▸ DATA EXCERPTS
:::::
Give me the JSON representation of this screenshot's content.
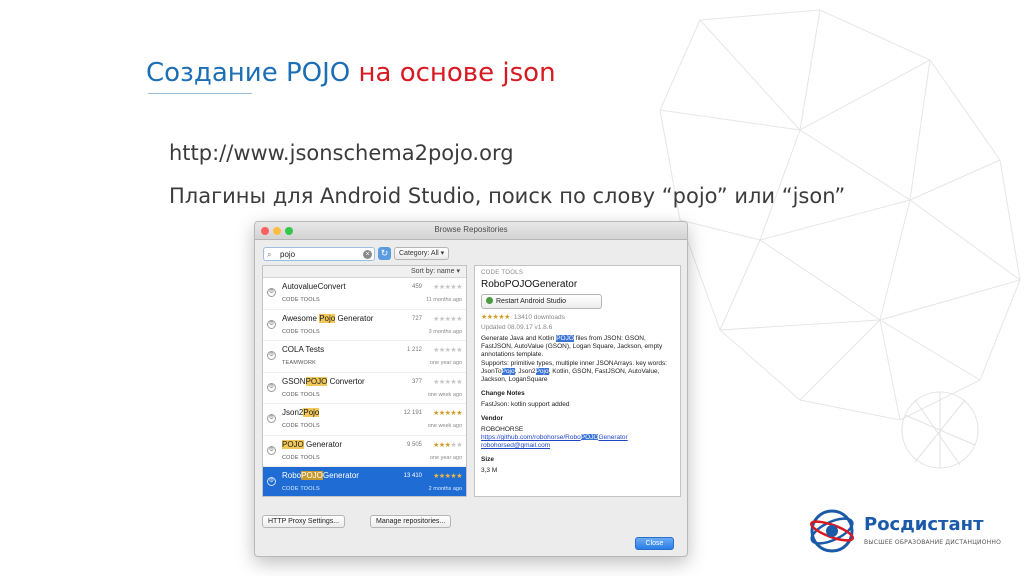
{
  "slide": {
    "title_part1": "Создание POJO",
    "title_part2": "на основе json",
    "url_line": "http://www.jsonschema2pojo.org",
    "plugins_line": "Плагины для Android Studio, поиск по слову “pojo” или “json”"
  },
  "window": {
    "title": "Browse Repositories",
    "search": {
      "value": "pojo"
    },
    "category_label": "Category: All",
    "sort_label": "Sort by: name",
    "plugins": [
      {
        "name_pre": "AutovalueConvert",
        "name_hl": "",
        "name_post": "",
        "category": "CODE TOOLS",
        "downloads": "459",
        "stars_on": "",
        "stars_off": "★★★★★",
        "date": "11 months ago",
        "selected": false
      },
      {
        "name_pre": "Awesome ",
        "name_hl": "Pojo",
        "name_post": " Generator",
        "category": "CODE TOOLS",
        "downloads": "727",
        "stars_on": "",
        "stars_off": "★★★★★",
        "date": "3 months ago",
        "selected": false
      },
      {
        "name_pre": "COLA Tests",
        "name_hl": "",
        "name_post": "",
        "category": "TEAMWORK",
        "downloads": "1 212",
        "stars_on": "",
        "stars_off": "★★★★★",
        "date": "one year ago",
        "selected": false
      },
      {
        "name_pre": "GSON",
        "name_hl": "POJO",
        "name_post": " Convertor",
        "category": "CODE TOOLS",
        "downloads": "377",
        "stars_on": "",
        "stars_off": "★★★★★",
        "date": "one week ago",
        "selected": false
      },
      {
        "name_pre": "Json2",
        "name_hl": "Pojo",
        "name_post": "",
        "category": "CODE TOOLS",
        "downloads": "12 191",
        "stars_on": "★★★★★",
        "stars_off": "",
        "date": "one week ago",
        "selected": false
      },
      {
        "name_pre": "",
        "name_hl": "POJO",
        "name_post": " Generator",
        "category": "CODE TOOLS",
        "downloads": "9 505",
        "stars_on": "★★★",
        "stars_off": "★★",
        "date": "one year ago",
        "selected": false
      },
      {
        "name_pre": "Robo",
        "name_hl": "POJO",
        "name_post": "Generator",
        "category": "CODE TOOLS",
        "downloads": "13 410",
        "stars_on": "★★★★★",
        "stars_off": "",
        "date": "2 months ago",
        "selected": true
      }
    ],
    "detail": {
      "category": "CODE TOOLS",
      "name": "RoboPOJOGenerator",
      "restart_label": "Restart Android Studio",
      "rating_stars": "★★★★★",
      "downloads": "13410 downloads",
      "updated": "Updated 08.09.17   v1.8.6",
      "desc_1": "Generate Java and Kotlin ",
      "desc_hl": "POJO",
      "desc_2": " files from JSON: GSON, FastJSON, AutoValue (GSON), Logan Square, Jackson, empty annotations template.",
      "desc_3": "Supports: primitive types, multiple inner JSONArrays. key words: JsonTo",
      "desc_hl2": "Pojo",
      "desc_4": ", Json2",
      "desc_hl3": "Pojo",
      "desc_5": ", Kotlin, GSON, FastJSON, AutoValue, Jackson, LoganSquare",
      "change_notes_head": "Change Notes",
      "change_notes": "FastJson: kotlin support added",
      "vendor_head": "Vendor",
      "vendor_name": "ROBOHORSE",
      "vendor_link_pre": "https://github.com/robohorse/Robo",
      "vendor_link_hl": "POJO",
      "vendor_link_post": "Generator",
      "vendor_email": "robohorsed@gmail.com",
      "size_head": "Size",
      "size": "3,3 M"
    },
    "proxy_button": "HTTP Proxy Settings...",
    "manage_button": "Manage repositories...",
    "close_button": "Close"
  },
  "logo": {
    "name": "Росдистант",
    "tagline": "ВЫСШЕЕ ОБРАЗОВАНИЕ ДИСТАНЦИОННО",
    "colors": {
      "blue": "#1a5aa8",
      "red": "#d71a21"
    }
  }
}
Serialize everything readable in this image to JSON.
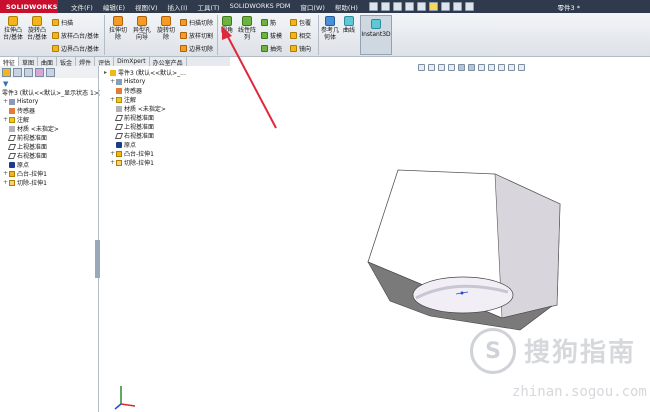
{
  "app": {
    "logo_text": "SOLIDWORKS",
    "document_title": "零件3 *"
  },
  "menu": [
    {
      "label": "文件(F)"
    },
    {
      "label": "编辑(E)"
    },
    {
      "label": "视图(V)"
    },
    {
      "label": "插入(I)"
    },
    {
      "label": "工具(T)"
    },
    {
      "label": "SOLIDWORKS PDM"
    },
    {
      "label": "窗口(W)"
    },
    {
      "label": "帮助(H)"
    }
  ],
  "ribbon": {
    "extrude_boss": "拉伸凸台/基体",
    "revolve_boss": "旋转凸台/基体",
    "sweep": "扫描",
    "loft": "放样凸台/基体",
    "boundary_boss": "边界凸台/基体",
    "extrude_cut": "拉伸切除",
    "hole_wizard": "异型孔向导",
    "revolve_cut": "旋转切除",
    "swept_cut": "扫描切除",
    "lofted_cut": "放样切割",
    "boundary_cut": "边界切除",
    "fillet": "圆角",
    "linear_pattern": "线性阵列",
    "rib": "筋",
    "draft": "拔模",
    "shell": "抽壳",
    "wrap": "包覆",
    "intersect": "相交",
    "mirror": "镜向",
    "reference_geometry": "参考几何体",
    "curves": "曲线",
    "instant3d": "Instant3D"
  },
  "command_tabs": [
    {
      "label": "特征"
    },
    {
      "label": "草图"
    },
    {
      "label": "曲面"
    },
    {
      "label": "钣金"
    },
    {
      "label": "焊件"
    },
    {
      "label": "评估"
    },
    {
      "label": "DimXpert"
    },
    {
      "label": "办公室产品"
    }
  ],
  "feature_tree": {
    "root": "零件3 (默认<<默认>_显示状态 1>)",
    "items": [
      {
        "label": "History"
      },
      {
        "label": "传感器"
      },
      {
        "label": "注解"
      },
      {
        "label": "材质 <未指定>"
      },
      {
        "label": "前视基准面"
      },
      {
        "label": "上视基准面"
      },
      {
        "label": "右视基准面"
      },
      {
        "label": "原点"
      },
      {
        "label": "凸台-拉伸1"
      },
      {
        "label": "切除-拉伸1"
      }
    ]
  },
  "viewport_tree": {
    "root": "零件3 (默认<<默认>_...",
    "items": [
      {
        "label": "History"
      },
      {
        "label": "传感器"
      },
      {
        "label": "注解"
      },
      {
        "label": "材质 <未指定>"
      },
      {
        "label": "前视基准面"
      },
      {
        "label": "上视基准面"
      },
      {
        "label": "右视基准面"
      },
      {
        "label": "原点"
      },
      {
        "label": "凸台-拉伸1"
      },
      {
        "label": "切除-拉伸1"
      }
    ]
  },
  "watermark": {
    "logo_char": "S",
    "text": "搜狗指南",
    "url": "zhinan.sogou.com"
  },
  "colors": {
    "arrow": "#e0283b",
    "title_bar": "#2f3b4c",
    "logo": "#c8102e",
    "model_face_top": "#ffffff",
    "model_face_right": "#d8d6dc",
    "model_face_bottom": "#7a7a7a"
  }
}
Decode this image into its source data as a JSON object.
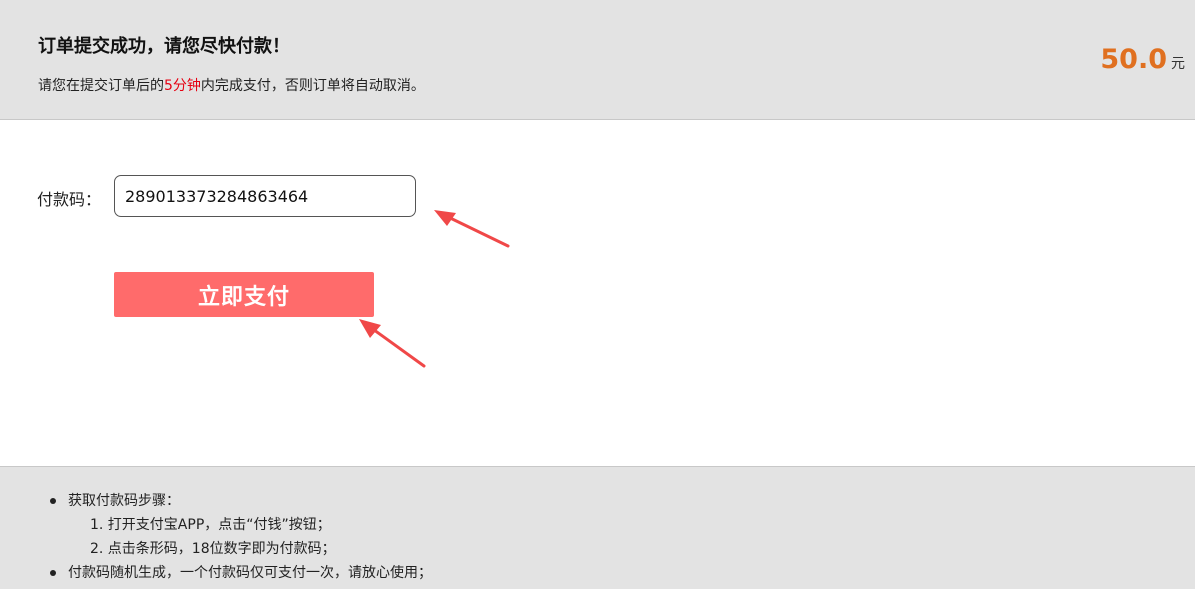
{
  "header": {
    "title": "订单提交成功，请您尽快付款！",
    "subtitle_before": "请您在提交订单后的",
    "subtitle_highlight": "5分钟",
    "subtitle_after": "内完成支付，否则订单将自动取消。",
    "amount": "50.0",
    "amount_unit": "元"
  },
  "form": {
    "code_label": "付款码：",
    "code_value": "289013373284863464",
    "pay_button": "立即支付"
  },
  "instructions": {
    "step_title": "获取付款码步骤：",
    "steps": [
      "1. 打开支付宝APP，点击“付钱”按钮；",
      "2. 点击条形码，18位数字即为付款码；"
    ],
    "note": "付款码随机生成，一个付款码仅可支付一次，请放心使用；"
  },
  "colors": {
    "highlight": "#e60012",
    "amount": "#e07020",
    "pay_button": "#ff6b6b",
    "arrow": "#f04848"
  }
}
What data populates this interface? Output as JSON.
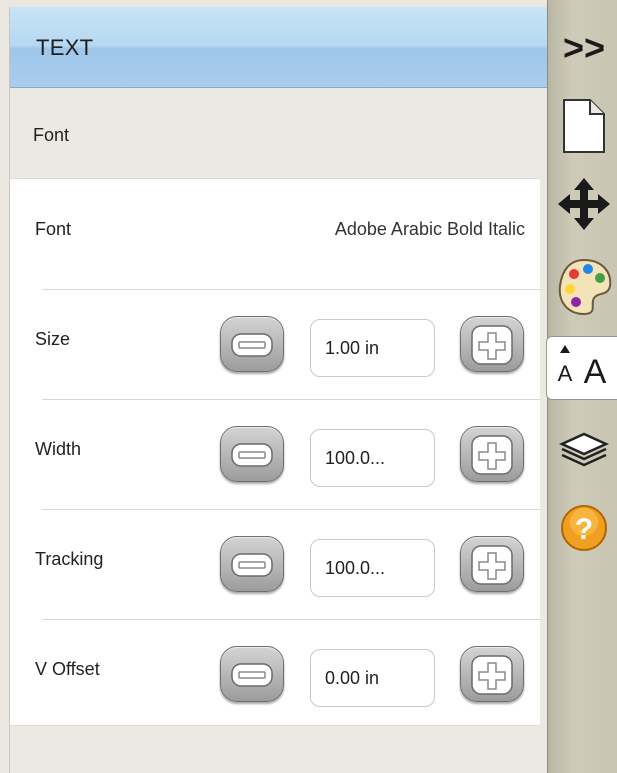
{
  "header": {
    "title": "TEXT"
  },
  "section": {
    "title": "Font"
  },
  "font_row": {
    "label": "Font",
    "value": "Adobe Arabic Bold Italic"
  },
  "rows": [
    {
      "label": "Size",
      "value": "1.00 in"
    },
    {
      "label": "Width",
      "value": "100.0..."
    },
    {
      "label": "Tracking",
      "value": "100.0..."
    },
    {
      "label": "V Offset",
      "value": "0.00 in"
    }
  ],
  "sidebar": {
    "collapse_glyph": ">>",
    "text_tool_glyph": "A",
    "help_glyph": "?",
    "items": [
      "collapse-icon",
      "page-icon",
      "move-icon",
      "palette-icon",
      "text-size-icon",
      "layers-icon",
      "help-icon"
    ],
    "active": "text-size-icon"
  },
  "colors": {
    "header": "#b6d8f1",
    "sidebar": "#c9c5b3",
    "help": "#f0a020"
  }
}
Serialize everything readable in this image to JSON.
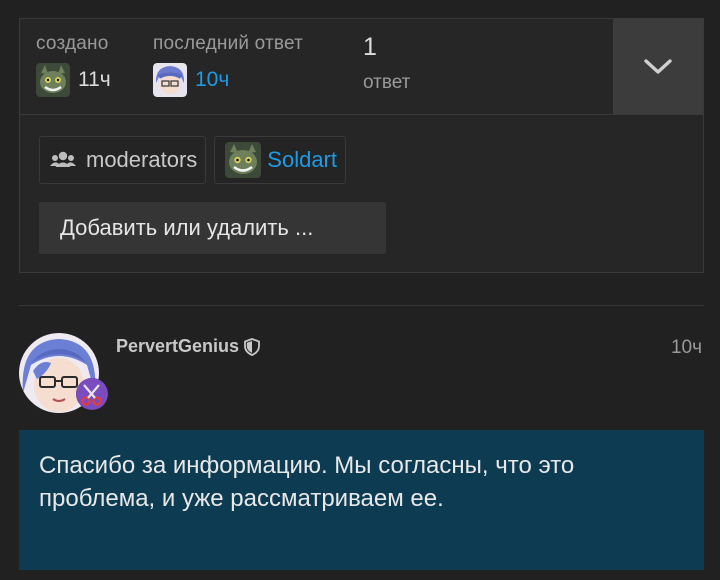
{
  "topic_map": {
    "created": {
      "label": "создано",
      "time": "11ч",
      "avatar_icon": "cat-avatar"
    },
    "last_reply": {
      "label": "последний ответ",
      "time": "10ч",
      "avatar_icon": "anime-avatar"
    },
    "replies": {
      "count": "1",
      "label": "ответ"
    },
    "expand_icon": "chevron-down-icon"
  },
  "participants": {
    "group": {
      "icon": "users-icon",
      "label": "moderators"
    },
    "user": {
      "icon": "cat-avatar",
      "label": "Soldart"
    }
  },
  "add_remove_button": "Добавить или удалить ...",
  "post": {
    "username": "PervertGenius",
    "badge_icon": "shield-icon",
    "date": "10ч",
    "body": "Спасибо за информацию. Мы согласны, что это проблема, и уже рассматриваем ее."
  },
  "colors": {
    "background": "#212121",
    "link": "#1e9be6",
    "post_highlight": "#0c3b52"
  }
}
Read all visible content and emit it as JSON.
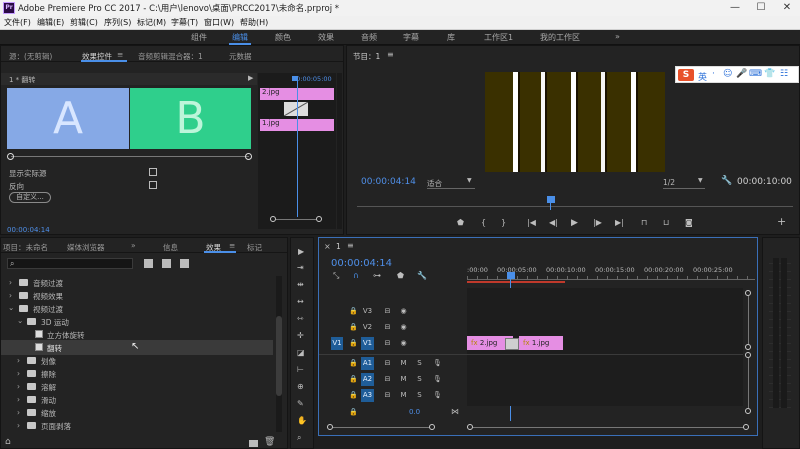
{
  "window": {
    "app_icon": "Pr",
    "title": "Adobe Premiere Pro CC 2017 - C:\\用户\\lenovo\\桌面\\PRCC2017\\未命名.prproj *"
  },
  "menu": [
    "文件(F)",
    "编辑(E)",
    "剪辑(C)",
    "序列(S)",
    "标记(M)",
    "字幕(T)",
    "窗口(W)",
    "帮助(H)"
  ],
  "workspaces": {
    "items": [
      "组件",
      "编辑",
      "颜色",
      "效果",
      "音频",
      "字幕",
      "库",
      "工作区1",
      "我的工作区"
    ],
    "active": "编辑",
    "more": "»"
  },
  "effect_controls": {
    "tabs": [
      "源：(无剪辑)",
      "效果控件",
      "音频剪辑混合器：1",
      "元数据"
    ],
    "active_tab": "效果控件",
    "clip_name": "1 * 翻转",
    "preview_left": "A",
    "preview_right": "B",
    "ruler_time": "00:00:05:00",
    "clip_a": "2.jpg",
    "clip_b": "1.jpg",
    "checkbox_show_actual": "显示实际源",
    "checkbox_reverse": "反向",
    "custom_button": "自定义...",
    "timecode": "00:00:04:14"
  },
  "program_monitor": {
    "title": "节目：1",
    "timecode": "00:00:04:14",
    "fit": "适合",
    "resolution": "1/2",
    "duration": "00:00:10:00"
  },
  "sogou_bar": {
    "logo": "S",
    "mode": "英",
    "items": [
      "·",
      "☺",
      "🎤",
      "⌨",
      "👕",
      "☷"
    ]
  },
  "project_panel": {
    "tabs": [
      "项目：未命名",
      "媒体浏览器",
      "信息",
      "效果",
      "标记"
    ],
    "active_tab": "效果",
    "tree": [
      {
        "label": "音频过渡",
        "level": 0,
        "expanded": false
      },
      {
        "label": "视频效果",
        "level": 0,
        "expanded": false
      },
      {
        "label": "视频过渡",
        "level": 0,
        "expanded": true
      },
      {
        "label": "3D 运动",
        "level": 1,
        "expanded": true
      },
      {
        "label": "立方体旋转",
        "level": 2,
        "expanded": false
      },
      {
        "label": "翻转",
        "level": 2,
        "expanded": false,
        "selected": true
      },
      {
        "label": "划像",
        "level": 1,
        "expanded": false
      },
      {
        "label": "擦除",
        "level": 1,
        "expanded": false
      },
      {
        "label": "溶解",
        "level": 1,
        "expanded": false
      },
      {
        "label": "滑动",
        "level": 1,
        "expanded": false
      },
      {
        "label": "缩放",
        "level": 1,
        "expanded": false
      },
      {
        "label": "页面剥落",
        "level": 1,
        "expanded": false
      }
    ]
  },
  "timeline": {
    "sequence_name": "1",
    "timecode": "00:00:04:14",
    "ruler": [
      ":00:00",
      "00:00:05:00",
      "00:00:10:00",
      "00:00:15:00",
      "00:00:20:00",
      "00:00:25:00"
    ],
    "video_tracks": [
      "V3",
      "V2",
      "V1"
    ],
    "audio_tracks": [
      "A1",
      "A2",
      "A3"
    ],
    "mute_label": "M",
    "solo_label": "S",
    "master_value": "0.0",
    "clips": [
      {
        "label": "2.jpg",
        "track": "V1"
      },
      {
        "label": "1.jpg",
        "track": "V1"
      }
    ],
    "clip_color": "#e58ee3",
    "playhead_color": "#4a8fe8"
  },
  "colors": {
    "accent": "#4a8fe8",
    "preview_a": "#86a9e6",
    "preview_b": "#2fcf8c",
    "clip": "#e58ee3",
    "video_bg": "#3a3000"
  }
}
:::::
▸ WRITTEN EXERCISE
Where a line of the records above holds the word "content", copy that line.

▸ THE REPLY
Give me the JSON representation of this screenshot's content.
Read all visible content and emit it as JSON.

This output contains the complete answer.